_ABOUT THIS EXERCISE_
Set the data down again so that every line matches exactly.

━━━━━ MATERIAL PROVIDED ━━━━━

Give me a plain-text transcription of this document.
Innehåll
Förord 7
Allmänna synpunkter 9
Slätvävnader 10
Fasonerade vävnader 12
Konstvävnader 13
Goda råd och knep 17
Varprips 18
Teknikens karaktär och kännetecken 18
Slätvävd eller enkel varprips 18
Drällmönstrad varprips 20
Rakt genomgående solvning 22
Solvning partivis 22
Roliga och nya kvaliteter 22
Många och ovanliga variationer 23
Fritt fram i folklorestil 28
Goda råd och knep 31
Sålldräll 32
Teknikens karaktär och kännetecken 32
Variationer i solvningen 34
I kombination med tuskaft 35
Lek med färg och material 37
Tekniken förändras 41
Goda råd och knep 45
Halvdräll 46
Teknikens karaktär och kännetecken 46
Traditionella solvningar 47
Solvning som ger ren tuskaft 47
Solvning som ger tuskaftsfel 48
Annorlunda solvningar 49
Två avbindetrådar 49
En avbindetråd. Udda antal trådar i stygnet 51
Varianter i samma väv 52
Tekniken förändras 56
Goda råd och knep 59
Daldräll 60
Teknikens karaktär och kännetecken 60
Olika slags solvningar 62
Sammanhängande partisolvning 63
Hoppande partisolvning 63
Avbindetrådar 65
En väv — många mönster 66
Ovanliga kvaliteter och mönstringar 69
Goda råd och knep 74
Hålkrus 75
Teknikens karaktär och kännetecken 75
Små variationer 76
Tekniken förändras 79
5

━━━━━

_RESULT BELOW_
Give me a plain-text transcription of this document.
Innehåll
Förord 7
Allmänna synpunkter 9
Slätvävnader 10
Fasonerade vävnader 12
Konstvävnader 13
Goda råd och knep 17
Varprips 18
Teknikens karaktär och kännetecken 18
Slätvävd eller enkel varprips 18
Drällmönstrad varprips 20
Rakt genomgående solvning 22
Solvning partivis 22
Roliga och nya kvaliteter 22
Många och ovanliga variationer 23
Fritt fram i folklorestil 28
Goda råd och knep 31
Sålldräll 32
Teknikens karaktär och kännetecken 32
Variationer i solvningen 34
I kombination med tuskaft 35
Lek med färg och material 37
Tekniken förändras 41
Goda råd och knep 45
Halvdräll 46
Teknikens karaktär och kännetecken 46
Traditionella solvningar 47
Solvning som ger ren tuskaft 47
Solvning som ger tuskaftsfel 48
Annorlunda solvningar 49
Två avbindetrådar 49
En avbindetråd. Udda antal trådar i stygnet 51
Varianter i samma väv 52
Tekniken förändras 56
Goda råd och knep 59
Daldräll 60
Teknikens karaktär och kännetecken 60
Olika slags solvningar 62
Sammanhängande partisolvning 63
Hoppande partisolvning 63
Avbindetrådar 65
En väv — många mönster 66
Ovanliga kvaliteter och mönstringar 69
Goda råd och knep 74
Hålkrus 75
Teknikens karaktär och kännetecken 75
Små variationer 76
Tekniken förändras 79
5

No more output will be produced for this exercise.